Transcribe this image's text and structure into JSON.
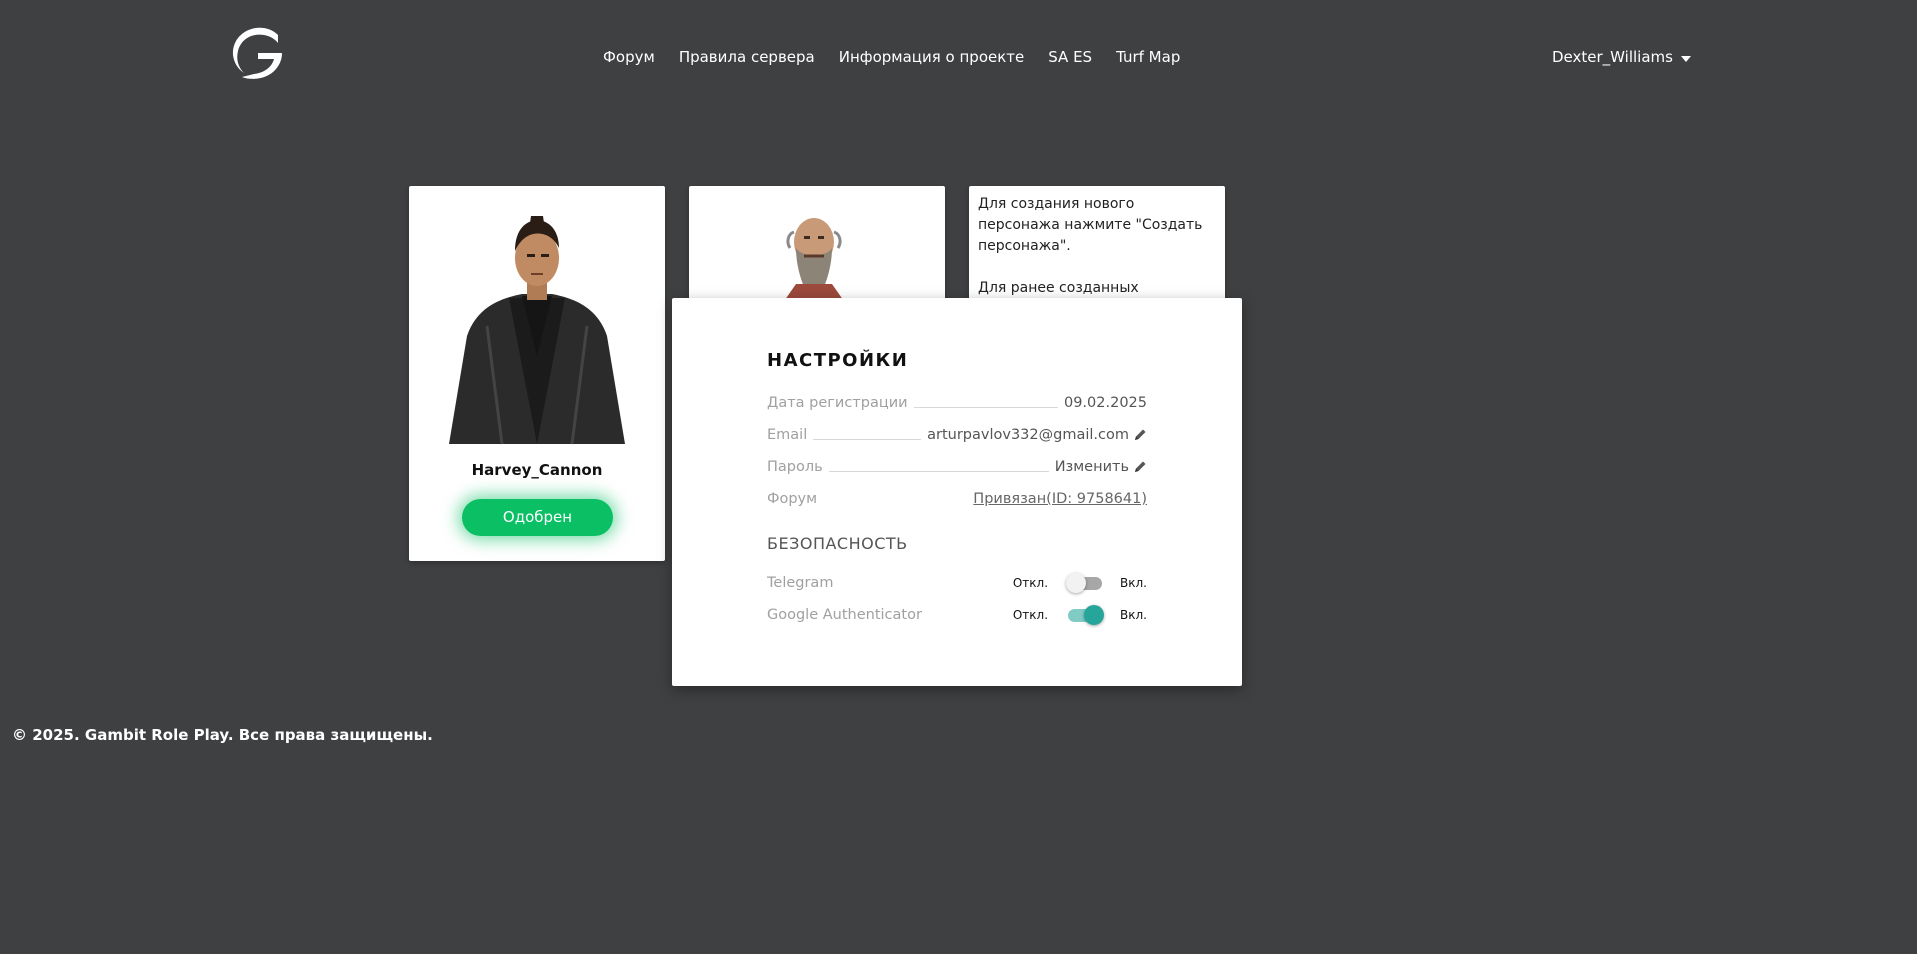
{
  "header": {
    "logo_icon": "gambit-logo-icon",
    "nav": [
      {
        "label": "Форум"
      },
      {
        "label": "Правила сервера"
      },
      {
        "label": "Информация о проекте"
      },
      {
        "label": "SA ES"
      },
      {
        "label": "Turf Map"
      }
    ],
    "user": {
      "name": "Dexter_Williams",
      "icon": "chevron-down-icon"
    }
  },
  "characters": [
    {
      "name": "Harvey_Cannon",
      "status": "Одобрен",
      "status_color": "#0abf64"
    }
  ],
  "info_card": {
    "line1": "Для создания нового персонажа нажмите \"Создать персонажа\".",
    "line2": "Для ранее созданных персонажей нажмите \"Добавить персонажа\"."
  },
  "settings": {
    "title": "НАСТРОЙКИ",
    "rows": {
      "reg_date": {
        "label": "Дата регистрации",
        "value": "09.02.2025"
      },
      "email": {
        "label": "Email",
        "value": "arturpavlov332@gmail.com",
        "icon": "pencil-icon"
      },
      "password": {
        "label": "Пароль",
        "value": "Изменить",
        "icon": "pencil-icon"
      },
      "forum": {
        "label": "Форум",
        "value": "Привязан(ID: 9758641)"
      }
    },
    "security_title": "БЕЗОПАСНОСТЬ",
    "toggles": {
      "telegram": {
        "label": "Telegram",
        "off_label": "Откл.",
        "on_label": "Вкл.",
        "enabled": false
      },
      "google_auth": {
        "label": "Google Authenticator",
        "off_label": "Откл.",
        "on_label": "Вкл.",
        "enabled": true
      }
    },
    "accent_color": "#26a69a"
  },
  "footer": {
    "text": "© 2025. Gambit Role Play. Все права защищены."
  }
}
+++++
- Prompt: All the lines above are to be reproduced exactly, except the pictures.

- Task output:
Transcribe this image's text and structure into JSON.
{
  "header": {
    "logo_icon": "gambit-logo-icon",
    "nav": [
      {
        "label": "Форум"
      },
      {
        "label": "Правила сервера"
      },
      {
        "label": "Информация о проекте"
      },
      {
        "label": "SA ES"
      },
      {
        "label": "Turf Map"
      }
    ],
    "user": {
      "name": "Dexter_Williams",
      "icon": "chevron-down-icon"
    }
  },
  "characters": [
    {
      "name": "Harvey_Cannon",
      "status": "Одобрен",
      "status_color": "#0abf64"
    }
  ],
  "info_card": {
    "line1": "Для создания нового персонажа нажмите \"Создать персонажа\".",
    "line2": "Для ранее созданных персонажей нажмите \"Добавить персонажа\"."
  },
  "settings": {
    "title": "НАСТРОЙКИ",
    "rows": {
      "reg_date": {
        "label": "Дата регистрации",
        "value": "09.02.2025"
      },
      "email": {
        "label": "Email",
        "value": "arturpavlov332@gmail.com",
        "icon": "pencil-icon"
      },
      "password": {
        "label": "Пароль",
        "value": "Изменить",
        "icon": "pencil-icon"
      },
      "forum": {
        "label": "Форум",
        "value": "Привязан(ID: 9758641)"
      }
    },
    "security_title": "БЕЗОПАСНОСТЬ",
    "toggles": {
      "telegram": {
        "label": "Telegram",
        "off_label": "Откл.",
        "on_label": "Вкл.",
        "enabled": false
      },
      "google_auth": {
        "label": "Google Authenticator",
        "off_label": "Откл.",
        "on_label": "Вкл.",
        "enabled": true
      }
    },
    "accent_color": "#26a69a"
  },
  "footer": {
    "text": "© 2025. Gambit Role Play. Все права защищены."
  }
}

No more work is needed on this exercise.